Excerpted data:
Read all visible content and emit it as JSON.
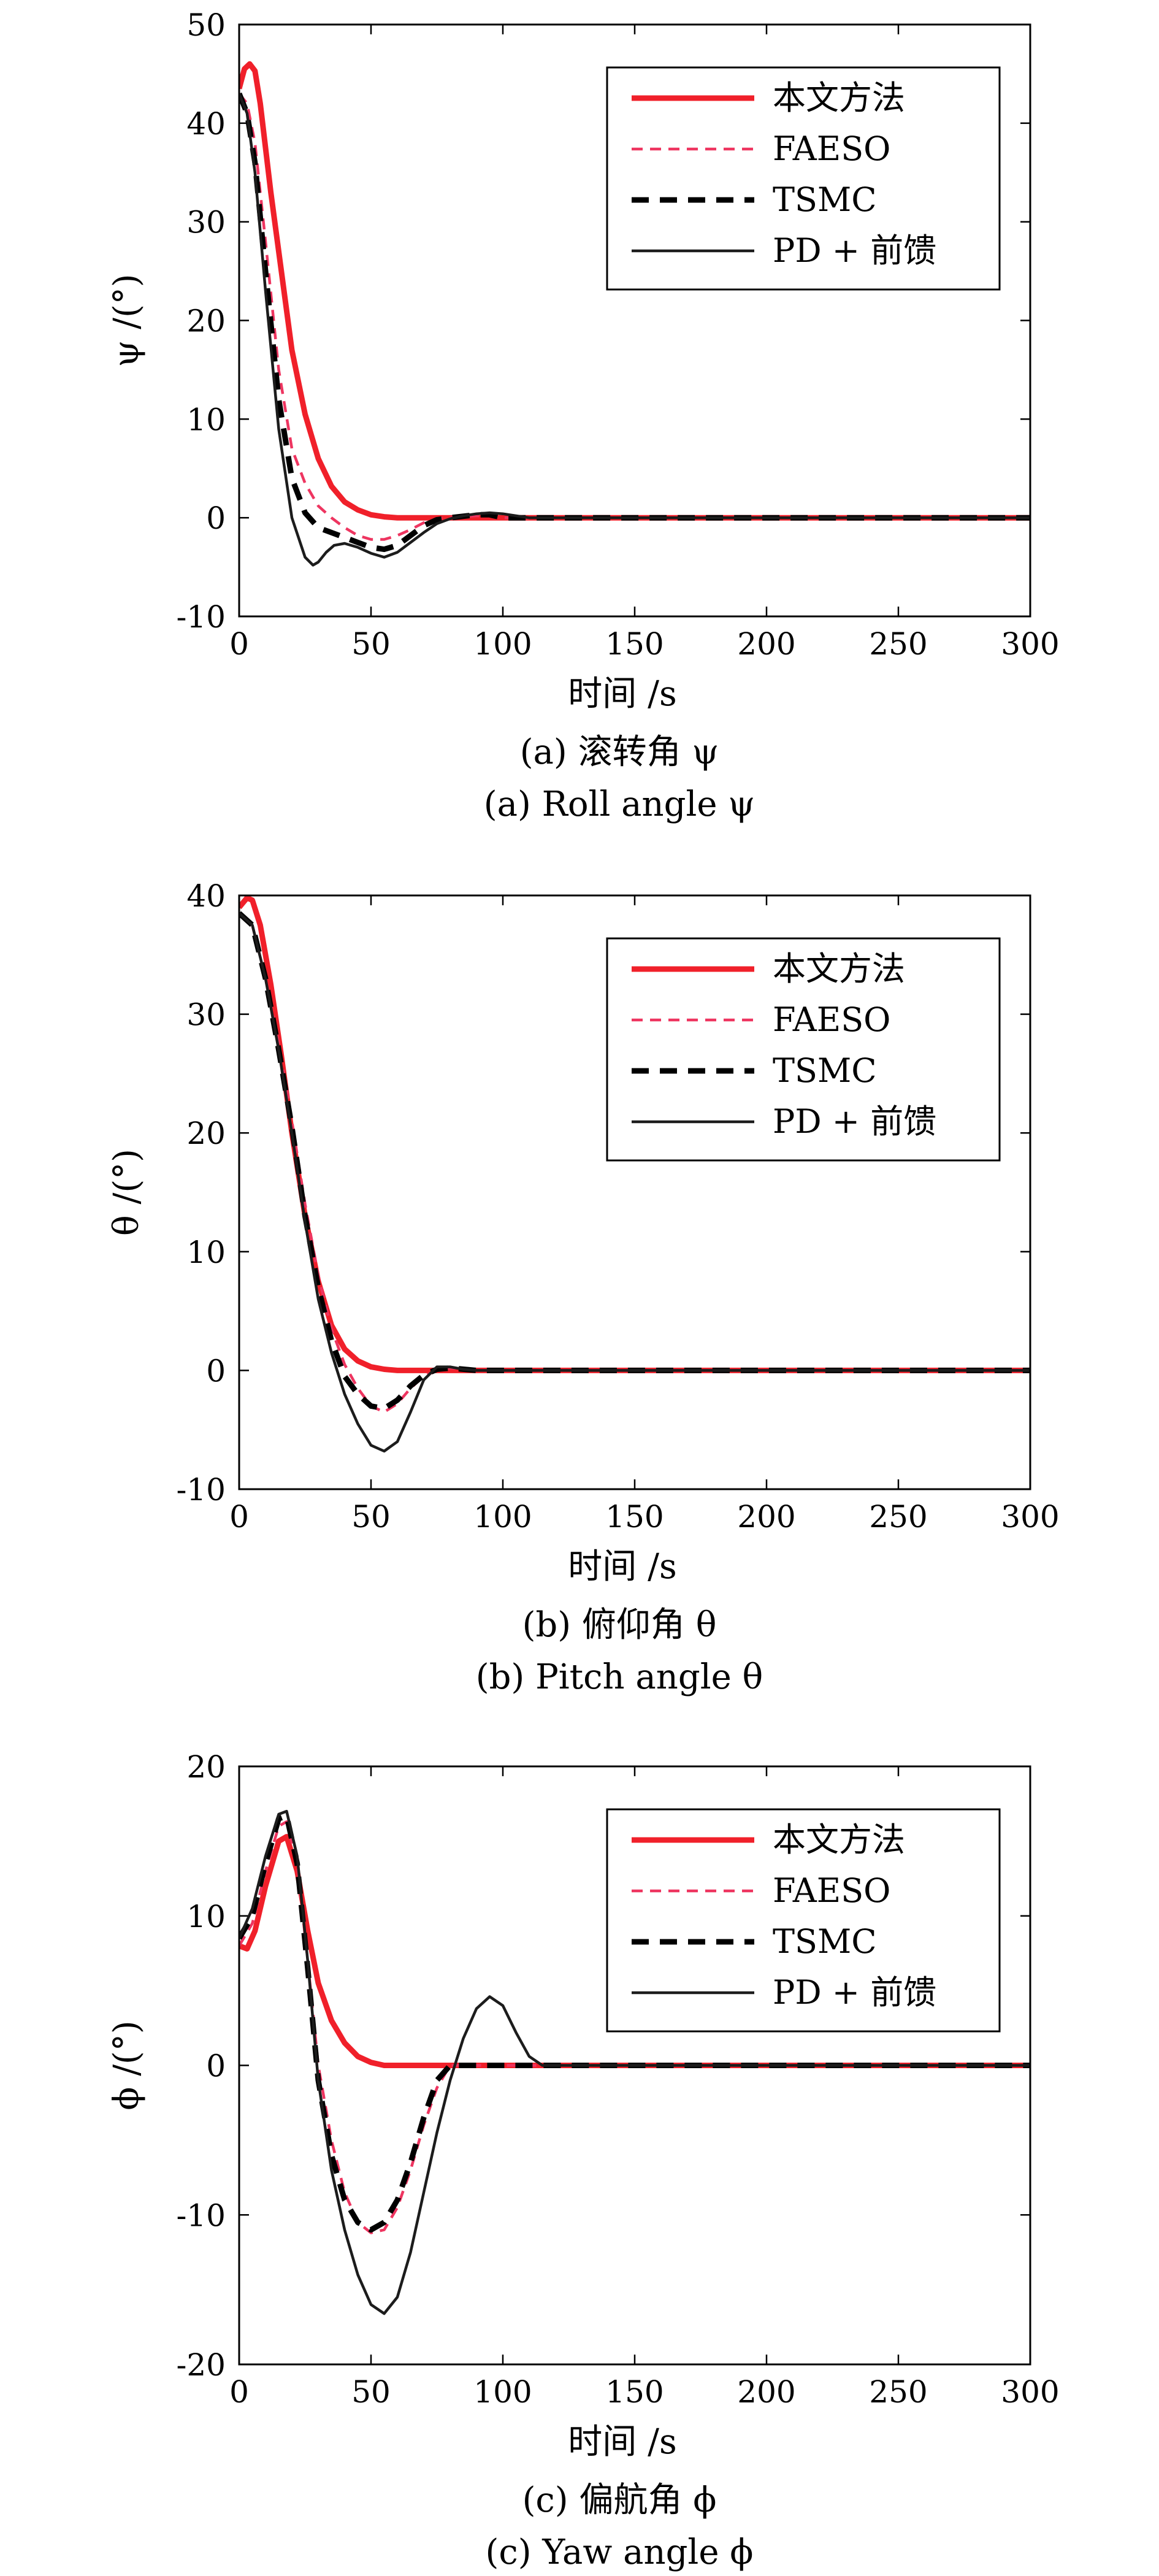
{
  "colors": {
    "proposed": "#f0202a",
    "faeso": "#ee3560",
    "tsmc": "#000000",
    "pd": "#1c1c1c"
  },
  "chart_data": [
    {
      "type": "line",
      "xlabel": "时间 /s",
      "ylabel": "ψ /(°)",
      "caption_cn": "(a) 滚转角 ψ",
      "caption_en": "(a) Roll angle ψ",
      "xlim": [
        0,
        300
      ],
      "ylim": [
        -10,
        50
      ],
      "xticks": [
        0,
        50,
        100,
        150,
        200,
        250,
        300
      ],
      "yticks": [
        -10,
        0,
        10,
        20,
        30,
        40,
        50
      ],
      "legend_position": "top-right",
      "series": [
        {
          "name": "本文方法",
          "style": "solid-thick",
          "color_key": "proposed",
          "x": [
            0,
            2,
            4,
            6,
            8,
            12,
            16,
            20,
            25,
            30,
            35,
            40,
            45,
            50,
            55,
            60,
            70,
            80,
            100,
            300
          ],
          "y": [
            43.5,
            45.5,
            46,
            45.3,
            42,
            33,
            25,
            17,
            10.5,
            6,
            3.2,
            1.6,
            0.8,
            0.3,
            0.1,
            0,
            0,
            0,
            0,
            0
          ]
        },
        {
          "name": "FAESO",
          "style": "dashed",
          "color_key": "faeso",
          "x": [
            0,
            3,
            6,
            10,
            15,
            20,
            25,
            30,
            35,
            40,
            45,
            50,
            55,
            60,
            65,
            70,
            75,
            80,
            90,
            95,
            100,
            110,
            300
          ],
          "y": [
            43,
            42,
            38,
            28,
            15,
            7,
            3.5,
            1.2,
            0,
            -1,
            -1.8,
            -2.2,
            -2.2,
            -1.8,
            -1.2,
            -0.5,
            -0.1,
            0,
            0.2,
            0.2,
            0,
            0,
            0
          ]
        },
        {
          "name": "TSMC",
          "style": "dashed-thick",
          "color_key": "tsmc",
          "x": [
            0,
            3,
            6,
            10,
            15,
            20,
            25,
            30,
            35,
            40,
            45,
            50,
            55,
            60,
            65,
            70,
            75,
            80,
            90,
            95,
            100,
            110,
            300
          ],
          "y": [
            43,
            41,
            36,
            25,
            12,
            4,
            0.5,
            -1,
            -1.5,
            -2,
            -2.5,
            -3,
            -3.2,
            -2.8,
            -1.8,
            -0.8,
            -0.2,
            0,
            0.3,
            0.3,
            0,
            0,
            0
          ]
        },
        {
          "name": "PD + 前馈",
          "style": "solid",
          "color_key": "pd",
          "x": [
            0,
            3,
            6,
            10,
            15,
            20,
            25,
            28,
            30,
            33,
            36,
            40,
            45,
            50,
            55,
            60,
            65,
            70,
            75,
            80,
            85,
            90,
            95,
            100,
            105,
            110,
            120,
            300
          ],
          "y": [
            43,
            41,
            35,
            23,
            9,
            0,
            -4,
            -4.8,
            -4.5,
            -3.5,
            -2.8,
            -2.6,
            -3,
            -3.6,
            -4,
            -3.5,
            -2.5,
            -1.5,
            -0.6,
            -0.1,
            0.2,
            0.4,
            0.5,
            0.4,
            0.2,
            0,
            0,
            0
          ]
        }
      ]
    },
    {
      "type": "line",
      "xlabel": "时间 /s",
      "ylabel": "θ /(°)",
      "caption_cn": "(b) 俯仰角 θ",
      "caption_en": "(b) Pitch angle θ",
      "xlim": [
        0,
        300
      ],
      "ylim": [
        -10,
        40
      ],
      "xticks": [
        0,
        50,
        100,
        150,
        200,
        250,
        300
      ],
      "yticks": [
        -10,
        0,
        10,
        20,
        30,
        40
      ],
      "legend_position": "top-right",
      "series": [
        {
          "name": "本文方法",
          "style": "solid-thick",
          "color_key": "proposed",
          "x": [
            0,
            3,
            5,
            8,
            12,
            16,
            20,
            25,
            30,
            35,
            40,
            45,
            50,
            55,
            60,
            70,
            80,
            300
          ],
          "y": [
            39,
            39.8,
            39.6,
            37.5,
            32.5,
            26.5,
            20,
            13,
            7.5,
            3.8,
            1.8,
            0.8,
            0.3,
            0.1,
            0,
            0,
            0,
            0
          ]
        },
        {
          "name": "FAESO",
          "style": "dashed",
          "color_key": "faeso",
          "x": [
            0,
            5,
            10,
            15,
            20,
            25,
            30,
            35,
            40,
            45,
            50,
            55,
            60,
            65,
            70,
            75,
            80,
            90,
            300
          ],
          "y": [
            38.5,
            37.5,
            33,
            27.5,
            21,
            14,
            8,
            3.5,
            0.5,
            -1.5,
            -3,
            -3.5,
            -2.8,
            -1.5,
            -0.5,
            0,
            0.2,
            0,
            0
          ]
        },
        {
          "name": "TSMC",
          "style": "dashed-thick",
          "color_key": "tsmc",
          "x": [
            0,
            5,
            10,
            15,
            20,
            25,
            30,
            35,
            40,
            45,
            50,
            55,
            60,
            65,
            70,
            75,
            80,
            90,
            300
          ],
          "y": [
            38.5,
            37.5,
            33,
            27,
            20.5,
            13,
            7,
            2.5,
            -0.5,
            -2,
            -3,
            -3.2,
            -2.5,
            -1.3,
            -0.4,
            0.1,
            0.2,
            0,
            0
          ]
        },
        {
          "name": "PD + 前馈",
          "style": "solid",
          "color_key": "pd",
          "x": [
            0,
            5,
            10,
            15,
            20,
            25,
            30,
            35,
            40,
            45,
            50,
            55,
            60,
            65,
            70,
            75,
            80,
            85,
            90,
            300
          ],
          "y": [
            38.5,
            37.5,
            33,
            27,
            20,
            12.5,
            6,
            1.5,
            -2,
            -4.5,
            -6.3,
            -6.8,
            -6,
            -3.5,
            -0.8,
            0.3,
            0.3,
            0.1,
            0,
            0
          ]
        }
      ]
    },
    {
      "type": "line",
      "xlabel": "时间 /s",
      "ylabel": "ϕ /(°)",
      "caption_cn": "(c) 偏航角 ϕ",
      "caption_en": "(c) Yaw angle ϕ",
      "xlim": [
        0,
        300
      ],
      "ylim": [
        -20,
        20
      ],
      "xticks": [
        0,
        50,
        100,
        150,
        200,
        250,
        300
      ],
      "yticks": [
        -20,
        -10,
        0,
        10,
        20
      ],
      "legend_position": "top-right",
      "series": [
        {
          "name": "本文方法",
          "style": "solid-thick",
          "color_key": "proposed",
          "x": [
            0,
            3,
            6,
            10,
            15,
            18,
            22,
            26,
            30,
            35,
            40,
            45,
            50,
            55,
            60,
            70,
            80,
            300
          ],
          "y": [
            8,
            7.8,
            9,
            12,
            15,
            15.3,
            13,
            9,
            5.5,
            3,
            1.5,
            0.6,
            0.2,
            0,
            0,
            0,
            0,
            0
          ]
        },
        {
          "name": "FAESO",
          "style": "dashed",
          "color_key": "faeso",
          "x": [
            0,
            5,
            10,
            15,
            18,
            22,
            26,
            30,
            35,
            40,
            45,
            50,
            55,
            60,
            65,
            70,
            75,
            80,
            90,
            300
          ],
          "y": [
            8,
            9.5,
            13,
            16,
            16.3,
            13.5,
            7,
            0,
            -5,
            -8.5,
            -10.5,
            -11.2,
            -11,
            -9.5,
            -7,
            -4,
            -1.5,
            0,
            0,
            0
          ]
        },
        {
          "name": "TSMC",
          "style": "dashed-thick",
          "color_key": "tsmc",
          "x": [
            0,
            5,
            10,
            15,
            18,
            22,
            26,
            30,
            35,
            40,
            45,
            50,
            55,
            60,
            65,
            70,
            75,
            80,
            90,
            300
          ],
          "y": [
            8.5,
            10,
            13.5,
            16.5,
            16.7,
            13.5,
            6.5,
            -1,
            -6,
            -9,
            -10.5,
            -11,
            -10.5,
            -9,
            -6.5,
            -3.5,
            -1,
            0,
            0,
            0
          ]
        },
        {
          "name": "PD + 前馈",
          "style": "solid",
          "color_key": "pd",
          "x": [
            0,
            5,
            10,
            15,
            18,
            22,
            26,
            30,
            35,
            40,
            45,
            50,
            55,
            60,
            65,
            70,
            75,
            80,
            85,
            90,
            95,
            100,
            105,
            110,
            115,
            120,
            300
          ],
          "y": [
            8.5,
            10.5,
            14,
            16.8,
            17,
            14,
            7,
            -1,
            -7,
            -11,
            -14,
            -16,
            -16.6,
            -15.5,
            -12.5,
            -8.5,
            -4.5,
            -1,
            1.8,
            3.8,
            4.6,
            4,
            2.2,
            0.6,
            0,
            0,
            0
          ]
        }
      ]
    }
  ]
}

Required task: Collect the complete line wherever the string "angle" appears in the records.

Expected answer:
      "caption_en": "(a) Roll angle ψ",
      "caption_en": "(b) Pitch angle θ",
      "caption_en": "(c) Yaw angle ϕ",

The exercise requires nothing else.